──────── Provided material ────────
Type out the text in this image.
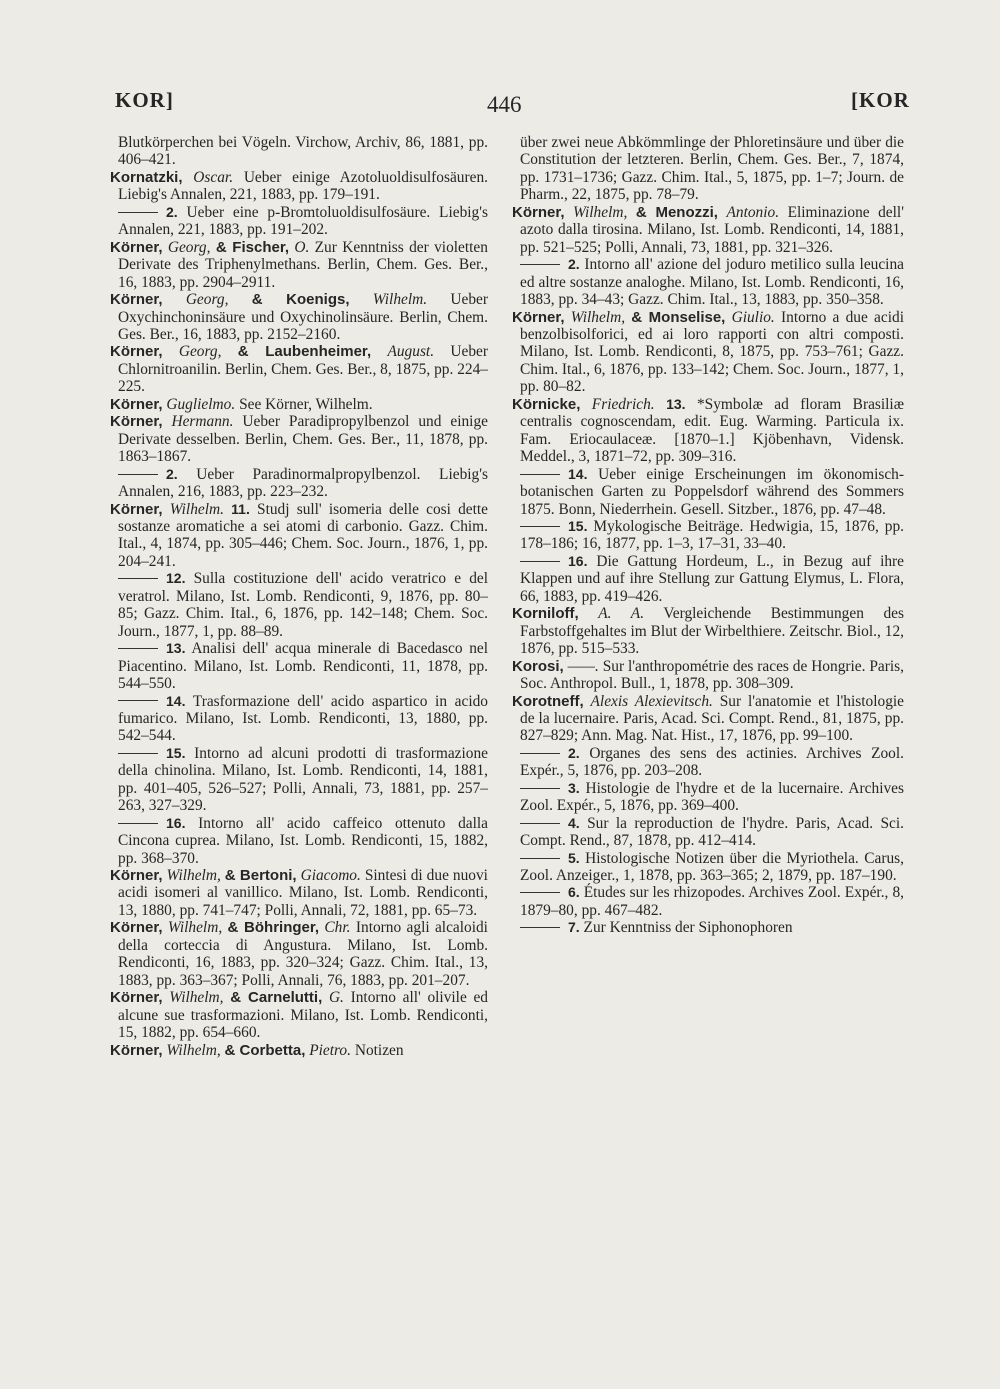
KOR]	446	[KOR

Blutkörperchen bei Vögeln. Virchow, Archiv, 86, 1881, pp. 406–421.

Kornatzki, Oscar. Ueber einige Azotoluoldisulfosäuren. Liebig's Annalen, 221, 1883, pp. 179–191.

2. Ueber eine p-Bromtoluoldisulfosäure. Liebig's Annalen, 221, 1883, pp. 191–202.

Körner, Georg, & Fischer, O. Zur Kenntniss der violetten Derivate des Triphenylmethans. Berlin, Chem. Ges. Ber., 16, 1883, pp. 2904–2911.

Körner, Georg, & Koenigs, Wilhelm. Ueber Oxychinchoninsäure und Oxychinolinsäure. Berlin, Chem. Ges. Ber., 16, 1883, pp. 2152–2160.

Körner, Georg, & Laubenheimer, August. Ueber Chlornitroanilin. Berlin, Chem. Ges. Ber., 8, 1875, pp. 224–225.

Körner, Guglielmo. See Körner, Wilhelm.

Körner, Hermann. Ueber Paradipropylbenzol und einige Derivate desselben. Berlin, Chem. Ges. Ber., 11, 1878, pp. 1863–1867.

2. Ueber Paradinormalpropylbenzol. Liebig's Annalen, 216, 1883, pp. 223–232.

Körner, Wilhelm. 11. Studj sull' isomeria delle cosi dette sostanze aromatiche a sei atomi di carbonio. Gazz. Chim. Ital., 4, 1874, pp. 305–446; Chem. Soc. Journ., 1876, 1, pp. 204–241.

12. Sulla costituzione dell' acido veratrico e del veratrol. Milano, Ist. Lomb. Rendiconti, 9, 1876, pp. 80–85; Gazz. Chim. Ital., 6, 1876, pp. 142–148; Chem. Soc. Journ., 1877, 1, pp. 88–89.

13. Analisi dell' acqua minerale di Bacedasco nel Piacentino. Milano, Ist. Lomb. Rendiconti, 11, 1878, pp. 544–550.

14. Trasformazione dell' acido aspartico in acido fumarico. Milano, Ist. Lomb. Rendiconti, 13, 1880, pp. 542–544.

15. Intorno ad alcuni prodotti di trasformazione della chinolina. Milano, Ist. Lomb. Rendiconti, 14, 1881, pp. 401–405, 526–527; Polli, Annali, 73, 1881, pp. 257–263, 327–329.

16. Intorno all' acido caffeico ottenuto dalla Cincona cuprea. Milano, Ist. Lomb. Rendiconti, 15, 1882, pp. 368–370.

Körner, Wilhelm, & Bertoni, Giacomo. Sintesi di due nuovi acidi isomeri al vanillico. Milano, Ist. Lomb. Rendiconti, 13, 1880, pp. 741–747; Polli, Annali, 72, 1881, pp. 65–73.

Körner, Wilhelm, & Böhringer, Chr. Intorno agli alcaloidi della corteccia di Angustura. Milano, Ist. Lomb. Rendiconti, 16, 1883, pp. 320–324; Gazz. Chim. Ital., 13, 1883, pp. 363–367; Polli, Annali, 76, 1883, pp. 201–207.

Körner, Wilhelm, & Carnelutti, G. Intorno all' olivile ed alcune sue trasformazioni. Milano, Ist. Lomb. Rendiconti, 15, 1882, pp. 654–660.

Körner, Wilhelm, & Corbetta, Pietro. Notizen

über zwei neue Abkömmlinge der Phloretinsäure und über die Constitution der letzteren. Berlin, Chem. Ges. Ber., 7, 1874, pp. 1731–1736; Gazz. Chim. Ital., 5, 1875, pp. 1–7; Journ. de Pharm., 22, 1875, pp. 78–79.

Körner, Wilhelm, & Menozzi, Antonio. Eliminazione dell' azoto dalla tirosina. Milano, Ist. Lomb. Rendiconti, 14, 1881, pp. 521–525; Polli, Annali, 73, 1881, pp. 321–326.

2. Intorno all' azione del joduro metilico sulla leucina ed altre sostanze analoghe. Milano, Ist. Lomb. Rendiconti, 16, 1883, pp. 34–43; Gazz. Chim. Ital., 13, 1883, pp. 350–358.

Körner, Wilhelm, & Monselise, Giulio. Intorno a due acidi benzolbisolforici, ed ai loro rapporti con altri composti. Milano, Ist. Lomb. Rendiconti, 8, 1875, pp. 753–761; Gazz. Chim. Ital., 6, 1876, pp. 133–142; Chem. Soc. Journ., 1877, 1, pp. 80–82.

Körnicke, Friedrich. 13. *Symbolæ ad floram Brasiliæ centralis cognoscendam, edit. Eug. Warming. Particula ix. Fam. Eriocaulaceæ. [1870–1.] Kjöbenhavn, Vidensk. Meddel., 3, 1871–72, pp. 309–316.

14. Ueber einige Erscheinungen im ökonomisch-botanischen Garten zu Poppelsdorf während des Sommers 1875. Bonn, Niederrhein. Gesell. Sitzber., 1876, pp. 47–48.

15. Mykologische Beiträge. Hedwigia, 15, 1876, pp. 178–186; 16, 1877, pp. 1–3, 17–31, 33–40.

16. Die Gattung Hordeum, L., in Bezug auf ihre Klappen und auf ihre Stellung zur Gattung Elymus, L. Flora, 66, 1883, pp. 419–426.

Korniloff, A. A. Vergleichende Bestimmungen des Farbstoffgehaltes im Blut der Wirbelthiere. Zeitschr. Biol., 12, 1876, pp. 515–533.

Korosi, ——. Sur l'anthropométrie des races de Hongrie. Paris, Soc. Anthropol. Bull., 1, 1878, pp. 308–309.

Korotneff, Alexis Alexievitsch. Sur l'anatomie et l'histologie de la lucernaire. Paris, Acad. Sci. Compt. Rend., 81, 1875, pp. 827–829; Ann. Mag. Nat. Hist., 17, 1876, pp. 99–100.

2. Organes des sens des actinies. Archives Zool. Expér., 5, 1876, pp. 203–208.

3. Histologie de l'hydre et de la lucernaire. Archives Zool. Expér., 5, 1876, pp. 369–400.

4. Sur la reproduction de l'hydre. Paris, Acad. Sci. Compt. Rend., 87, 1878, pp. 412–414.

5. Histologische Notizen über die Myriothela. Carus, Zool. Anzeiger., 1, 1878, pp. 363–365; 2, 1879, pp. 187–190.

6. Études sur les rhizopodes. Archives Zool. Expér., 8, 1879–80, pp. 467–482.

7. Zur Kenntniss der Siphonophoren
────────
Brief: Using the records above, copy every line that has the word "Rendiconti" in it.

Correct result:
12. Sulla costituzione dell' acido veratrico e del veratrol. Milano, Ist. Lomb. Rendiconti, 9, 1876, pp. 80–85; Gazz. Chim. Ital., 6, 1876, pp. 142–148; Chem. Soc. Journ., 1877, 1, pp. 88–89.
13. Analisi dell' acqua minerale di Bacedasco nel Piacentino. Milano, Ist. Lomb. Rendiconti, 11, 1878, pp. 544–550.
14. Trasformazione dell' acido aspartico in acido fumarico. Milano, Ist. Lomb. Rendiconti, 13, 1880, pp. 542–544.
15. Intorno ad alcuni prodotti di trasformazione della chinolina. Milano, Ist. Lomb. Rendiconti, 14, 1881, pp. 401–405, 526–527; Polli, Annali, 73, 1881, pp. 257–263, 327–329.
16. Intorno all' acido caffeico ottenuto dalla Cincona cuprea. Milano, Ist. Lomb. Rendiconti, 15, 1882, pp. 368–370.
Körner, Wilhelm, & Bertoni, Giacomo. Sintesi di due nuovi acidi isomeri al vanillico. Milano, Ist. Lomb. Rendiconti, 13, 1880, pp. 741–747; Polli, Annali, 72, 1881, pp. 65–73.
Körner, Wilhelm, & Böhringer, Chr. Intorno agli alcaloidi della corteccia di Angustura. Milano, Ist. Lomb. Rendiconti, 16, 1883, pp. 320–324; Gazz. Chim. Ital., 13, 1883, pp. 363–367; Polli, Annali, 76, 1883, pp. 201–207.
Körner, Wilhelm, & Carnelutti, G. Intorno all' olivile ed alcune sue trasformazioni. Milano, Ist. Lomb. Rendiconti, 15, 1882, pp. 654–660.
Körner, Wilhelm, & Menozzi, Antonio. Eliminazione dell' azoto dalla tirosina. Milano, Ist. Lomb. Rendiconti, 14, 1881, pp. 521–525; Polli, Annali, 73, 1881, pp. 321–326.
2. Intorno all' azione del joduro metilico sulla leucina ed altre sostanze analoghe. Milano, Ist. Lomb. Rendiconti, 16, 1883, pp. 34–43; Gazz. Chim. Ital., 13, 1883, pp. 350–358.
Körner, Wilhelm, & Monselise, Giulio. Intorno a due acidi benzolbisolforici, ed ai loro rapporti con altri composti. Milano, Ist. Lomb. Rendiconti, 8, 1875, pp. 753–761; Gazz. Chim. Ital., 6, 1876, pp. 133–142; Chem. Soc. Journ., 1877, 1, pp. 80–82.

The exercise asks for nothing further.